• **Exercise brief**
Extract every record, keeping each one exactly as it is.

• **Provided information**
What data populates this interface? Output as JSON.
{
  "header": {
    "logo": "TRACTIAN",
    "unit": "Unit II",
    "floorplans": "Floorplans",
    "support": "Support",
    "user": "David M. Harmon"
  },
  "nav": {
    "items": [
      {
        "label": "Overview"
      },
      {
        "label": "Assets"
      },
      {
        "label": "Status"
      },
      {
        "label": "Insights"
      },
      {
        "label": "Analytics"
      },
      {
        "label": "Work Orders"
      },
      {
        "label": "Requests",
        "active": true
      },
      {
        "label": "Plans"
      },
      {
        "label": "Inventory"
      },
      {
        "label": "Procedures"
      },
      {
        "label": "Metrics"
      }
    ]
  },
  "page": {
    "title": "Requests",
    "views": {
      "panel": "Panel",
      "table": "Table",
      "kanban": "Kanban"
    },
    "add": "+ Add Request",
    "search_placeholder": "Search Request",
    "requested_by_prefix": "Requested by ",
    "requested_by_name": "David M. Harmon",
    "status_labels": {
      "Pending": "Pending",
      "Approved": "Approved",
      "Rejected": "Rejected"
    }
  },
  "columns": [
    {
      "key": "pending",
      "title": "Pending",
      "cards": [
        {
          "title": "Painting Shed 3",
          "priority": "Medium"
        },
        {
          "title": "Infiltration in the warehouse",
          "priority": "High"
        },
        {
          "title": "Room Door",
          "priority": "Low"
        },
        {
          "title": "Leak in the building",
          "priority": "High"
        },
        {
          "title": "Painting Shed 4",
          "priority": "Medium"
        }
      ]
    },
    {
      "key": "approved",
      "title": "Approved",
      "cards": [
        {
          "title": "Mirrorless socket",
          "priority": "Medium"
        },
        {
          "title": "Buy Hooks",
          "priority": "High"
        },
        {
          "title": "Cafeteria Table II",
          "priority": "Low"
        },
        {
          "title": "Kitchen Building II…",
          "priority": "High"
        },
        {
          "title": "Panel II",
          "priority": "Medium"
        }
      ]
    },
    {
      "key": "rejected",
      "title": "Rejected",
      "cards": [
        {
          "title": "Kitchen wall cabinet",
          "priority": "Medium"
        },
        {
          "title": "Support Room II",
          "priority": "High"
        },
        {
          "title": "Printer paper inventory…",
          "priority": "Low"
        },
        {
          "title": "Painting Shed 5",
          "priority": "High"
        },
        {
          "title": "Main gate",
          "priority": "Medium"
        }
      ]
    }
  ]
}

• **Written answer**
What data populates this interface? Output as JSON.
{
  "header": {
    "logo": "TRACTIAN",
    "unit": "Unit II",
    "floorplans": "Floorplans",
    "support": "Support",
    "user": "David M. Harmon"
  },
  "nav": {
    "items": [
      {
        "label": "Overview"
      },
      {
        "label": "Assets"
      },
      {
        "label": "Status"
      },
      {
        "label": "Insights"
      },
      {
        "label": "Analytics"
      },
      {
        "label": "Work Orders"
      },
      {
        "label": "Requests",
        "active": true
      },
      {
        "label": "Plans"
      },
      {
        "label": "Inventory"
      },
      {
        "label": "Procedures"
      },
      {
        "label": "Metrics"
      }
    ]
  },
  "page": {
    "title": "Requests",
    "views": {
      "panel": "Panel",
      "table": "Table",
      "kanban": "Kanban"
    },
    "add": "+ Add Request",
    "search_placeholder": "Search Request",
    "requested_by_prefix": "Requested by ",
    "requested_by_name": "David M. Harmon",
    "status_labels": {
      "Pending": "Pending",
      "Approved": "Approved",
      "Rejected": "Rejected"
    }
  },
  "columns": [
    {
      "key": "pending",
      "title": "Pending",
      "cards": [
        {
          "title": "Painting Shed 3",
          "priority": "Medium"
        },
        {
          "title": "Infiltration in the warehouse",
          "priority": "High"
        },
        {
          "title": "Room Door",
          "priority": "Low"
        },
        {
          "title": "Leak in the building",
          "priority": "High"
        },
        {
          "title": "Painting Shed 4",
          "priority": "Medium"
        }
      ]
    },
    {
      "key": "approved",
      "title": "Approved",
      "cards": [
        {
          "title": "Mirrorless socket",
          "priority": "Medium"
        },
        {
          "title": "Buy Hooks",
          "priority": "High"
        },
        {
          "title": "Cafeteria Table II",
          "priority": "Low"
        },
        {
          "title": "Kitchen Building II…",
          "priority": "High"
        },
        {
          "title": "Panel II",
          "priority": "Medium"
        }
      ]
    },
    {
      "key": "rejected",
      "title": "Rejected",
      "cards": [
        {
          "title": "Kitchen wall cabinet",
          "priority": "Medium"
        },
        {
          "title": "Support Room II",
          "priority": "High"
        },
        {
          "title": "Printer paper inventory…",
          "priority": "Low"
        },
        {
          "title": "Painting Shed 5",
          "priority": "High"
        },
        {
          "title": "Main gate",
          "priority": "Medium"
        }
      ]
    }
  ]
}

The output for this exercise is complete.